#### Provided passage:
--- START ---

I'm not a huge fan of Danny Rensch, but to give him credit, he's repreatedly made a point of telling the world that CAPS (the accuracy score) isn't usable to tell if somebody's cheating. The fact that people continue to walk up that path regardless is disappointing.
@kalafiorczyk said in #52:
> The other site is now posting on Youtube their "State of Chess" expose that includes a long segment about cheating.
@AlexiHarvey said in #56:
> For the month of October: 1% of titled players banned (of 10000+), and 0.6% of Ordinary Joes banned (of 150M), ongoing suspicions requiring monitoring, at worst, about 3% of titled players...

I do think analysing Danny's 4 hour podcast is heading towards hijacking the thread. It's enough to say he comes across like Klaus Schwab.

I play chess for the good it brings to me, competing to think "deeper" than another person, while they are trying to do the same. I don't play for money or esteem, or the viewers, I don't even do it for the babes that fawn over us chess players. So why should I be subject to a witch hunt? I don't see very much cheating, and from what I have experienced, I have never played against a cheater on Lichess.

I think the moral dilemma which needs to be addressed, is how many bans for non-cheaters is acceptable. The more "military industry" minded would probably accept a much higher rate of "collateral damage" but how many of us peaceful civilians would accept they would have to suffer? Kramnik was at least upfront, he is happy that 3 percent are gunned down in cold blood due to not being from where he is, whereas Danny doesn't even remember what his ethics or message was supposed to be: "we closed 16 - holy bejesus why were you cheating so much titled players? In, in, in, I think this was July and August...")

--- END ---

#### Dataset entries:
--- START ---

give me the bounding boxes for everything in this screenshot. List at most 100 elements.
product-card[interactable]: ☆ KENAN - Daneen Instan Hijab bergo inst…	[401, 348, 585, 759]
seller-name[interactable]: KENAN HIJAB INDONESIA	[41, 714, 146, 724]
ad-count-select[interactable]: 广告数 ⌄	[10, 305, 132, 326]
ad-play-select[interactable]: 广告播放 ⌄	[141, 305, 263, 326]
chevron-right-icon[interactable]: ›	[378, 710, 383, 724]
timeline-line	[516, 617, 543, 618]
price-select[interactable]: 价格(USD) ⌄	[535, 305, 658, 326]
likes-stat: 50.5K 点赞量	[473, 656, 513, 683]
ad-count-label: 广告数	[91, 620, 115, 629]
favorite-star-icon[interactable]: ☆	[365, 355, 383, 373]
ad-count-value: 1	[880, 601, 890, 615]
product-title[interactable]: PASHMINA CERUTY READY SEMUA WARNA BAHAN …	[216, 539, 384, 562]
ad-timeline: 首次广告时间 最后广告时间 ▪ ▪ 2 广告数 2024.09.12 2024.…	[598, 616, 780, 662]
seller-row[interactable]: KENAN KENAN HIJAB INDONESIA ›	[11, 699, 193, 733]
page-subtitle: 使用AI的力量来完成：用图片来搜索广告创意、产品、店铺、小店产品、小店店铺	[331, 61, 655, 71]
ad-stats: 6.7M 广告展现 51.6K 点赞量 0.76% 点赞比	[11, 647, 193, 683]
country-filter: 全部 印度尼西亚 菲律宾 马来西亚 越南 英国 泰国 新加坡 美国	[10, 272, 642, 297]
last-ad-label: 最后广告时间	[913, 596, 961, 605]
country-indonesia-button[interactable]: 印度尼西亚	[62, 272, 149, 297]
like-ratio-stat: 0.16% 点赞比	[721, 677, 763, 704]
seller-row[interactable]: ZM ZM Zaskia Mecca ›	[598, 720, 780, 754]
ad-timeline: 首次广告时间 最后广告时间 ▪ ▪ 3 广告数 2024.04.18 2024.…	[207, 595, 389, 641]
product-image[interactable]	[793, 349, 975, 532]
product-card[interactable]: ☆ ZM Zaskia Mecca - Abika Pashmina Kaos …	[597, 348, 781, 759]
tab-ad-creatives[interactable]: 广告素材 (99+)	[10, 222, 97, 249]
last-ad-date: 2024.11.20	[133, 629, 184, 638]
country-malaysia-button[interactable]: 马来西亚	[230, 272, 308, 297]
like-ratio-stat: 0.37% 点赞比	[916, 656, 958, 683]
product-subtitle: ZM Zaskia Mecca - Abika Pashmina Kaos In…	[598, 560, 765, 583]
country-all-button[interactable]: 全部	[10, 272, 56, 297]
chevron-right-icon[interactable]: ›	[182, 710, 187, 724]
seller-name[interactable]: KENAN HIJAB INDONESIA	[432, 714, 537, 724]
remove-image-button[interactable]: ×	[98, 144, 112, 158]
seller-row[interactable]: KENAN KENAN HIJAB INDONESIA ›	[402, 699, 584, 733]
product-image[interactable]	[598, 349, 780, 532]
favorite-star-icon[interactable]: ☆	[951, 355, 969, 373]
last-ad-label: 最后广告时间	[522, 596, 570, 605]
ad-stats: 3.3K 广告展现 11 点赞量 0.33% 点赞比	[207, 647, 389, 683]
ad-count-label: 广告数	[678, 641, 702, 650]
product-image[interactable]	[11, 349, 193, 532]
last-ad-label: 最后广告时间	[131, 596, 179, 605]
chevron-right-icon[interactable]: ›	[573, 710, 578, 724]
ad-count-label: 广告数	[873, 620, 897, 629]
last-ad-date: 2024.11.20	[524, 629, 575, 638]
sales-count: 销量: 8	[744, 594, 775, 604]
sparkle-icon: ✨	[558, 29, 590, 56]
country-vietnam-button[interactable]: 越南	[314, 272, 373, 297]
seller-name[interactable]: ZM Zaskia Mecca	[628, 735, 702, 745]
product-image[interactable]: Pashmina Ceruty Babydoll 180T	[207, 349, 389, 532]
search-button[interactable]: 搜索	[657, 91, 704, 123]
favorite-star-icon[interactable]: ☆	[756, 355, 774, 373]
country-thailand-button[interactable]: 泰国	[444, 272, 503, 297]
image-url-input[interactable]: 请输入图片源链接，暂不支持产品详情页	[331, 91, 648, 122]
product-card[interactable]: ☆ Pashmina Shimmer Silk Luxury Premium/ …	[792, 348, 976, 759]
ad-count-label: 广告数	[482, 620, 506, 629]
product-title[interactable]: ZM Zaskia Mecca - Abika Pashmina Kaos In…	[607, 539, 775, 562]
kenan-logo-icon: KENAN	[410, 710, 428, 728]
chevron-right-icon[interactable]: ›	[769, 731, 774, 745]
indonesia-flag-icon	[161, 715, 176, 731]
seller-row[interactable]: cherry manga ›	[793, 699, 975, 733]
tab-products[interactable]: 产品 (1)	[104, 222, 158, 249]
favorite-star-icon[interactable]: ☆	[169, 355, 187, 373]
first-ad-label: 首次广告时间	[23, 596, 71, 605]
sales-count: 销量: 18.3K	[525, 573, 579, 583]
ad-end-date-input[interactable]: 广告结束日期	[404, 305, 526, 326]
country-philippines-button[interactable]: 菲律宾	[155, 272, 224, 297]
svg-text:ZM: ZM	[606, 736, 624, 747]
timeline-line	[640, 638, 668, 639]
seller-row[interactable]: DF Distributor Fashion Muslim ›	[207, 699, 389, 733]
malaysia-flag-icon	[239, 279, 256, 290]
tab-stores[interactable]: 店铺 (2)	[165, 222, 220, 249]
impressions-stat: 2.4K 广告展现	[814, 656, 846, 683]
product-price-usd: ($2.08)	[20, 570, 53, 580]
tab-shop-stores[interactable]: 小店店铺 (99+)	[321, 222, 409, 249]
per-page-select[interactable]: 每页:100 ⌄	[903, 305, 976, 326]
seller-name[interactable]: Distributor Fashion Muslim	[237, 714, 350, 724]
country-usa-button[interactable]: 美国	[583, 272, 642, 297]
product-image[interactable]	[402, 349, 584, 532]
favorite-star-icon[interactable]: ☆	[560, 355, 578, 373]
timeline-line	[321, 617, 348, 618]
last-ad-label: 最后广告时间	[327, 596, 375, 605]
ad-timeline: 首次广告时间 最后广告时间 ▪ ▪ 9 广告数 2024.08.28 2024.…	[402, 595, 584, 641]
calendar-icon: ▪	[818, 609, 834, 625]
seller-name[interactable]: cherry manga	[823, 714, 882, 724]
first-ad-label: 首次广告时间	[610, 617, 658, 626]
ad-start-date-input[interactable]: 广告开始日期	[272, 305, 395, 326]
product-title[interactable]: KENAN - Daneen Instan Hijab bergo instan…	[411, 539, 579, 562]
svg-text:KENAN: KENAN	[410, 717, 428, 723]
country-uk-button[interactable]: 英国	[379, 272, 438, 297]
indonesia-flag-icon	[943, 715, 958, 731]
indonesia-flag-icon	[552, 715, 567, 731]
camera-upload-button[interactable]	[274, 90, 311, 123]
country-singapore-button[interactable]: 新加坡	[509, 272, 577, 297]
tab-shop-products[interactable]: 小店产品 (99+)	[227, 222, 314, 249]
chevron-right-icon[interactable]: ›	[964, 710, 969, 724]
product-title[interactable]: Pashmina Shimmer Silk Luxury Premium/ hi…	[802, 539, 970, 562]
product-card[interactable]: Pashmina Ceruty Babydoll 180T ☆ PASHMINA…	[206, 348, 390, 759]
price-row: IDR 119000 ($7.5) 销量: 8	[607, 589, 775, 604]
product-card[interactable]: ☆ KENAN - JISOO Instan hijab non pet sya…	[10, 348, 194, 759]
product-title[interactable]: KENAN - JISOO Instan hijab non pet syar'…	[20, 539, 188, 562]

--- END ---

#### Requirement 1:
For the chess cheating post, decide whether each statement agrees with it. Answer yes or no, and quote the deciding words.
(a) The writer has never faced a cheater on Lichess.
(b) In October, 1% of ordinary players were banned.
(c) The writer plays chess for money.
#### Requirement 2:
List every person the chess cheating post names without an @ sign before the name.
#### Requirement 3:
Return the part of the chess cheating post that opens with the words containing "I'm not a huge" and closes with "segment about cheating.".
The material plays no part in this work.

#### Output 1:
(a) Yes: "I have never played against a cheater on Lichess."
(b) No: "0.6% of Ordinary Joes banned (of 150M)"
(c) No: "I don't play for money or esteem, or the viewers"

#### Output 2:
Danny Rensch, Klaus Schwab, Kramnik

#### Output 3:
I'm not a huge fan of Danny Rensch, but to give him credit, he's repreatedly made a point of telling the world that CAPS (the accuracy score) isn't usable to tell if somebody's cheating. The fact that people continue to walk up that path regardless is disappointing.
@kalafiorczyk said in #52:
> The other site is now posting on Youtube their "State of Chess" expose that includes a long segment about cheating.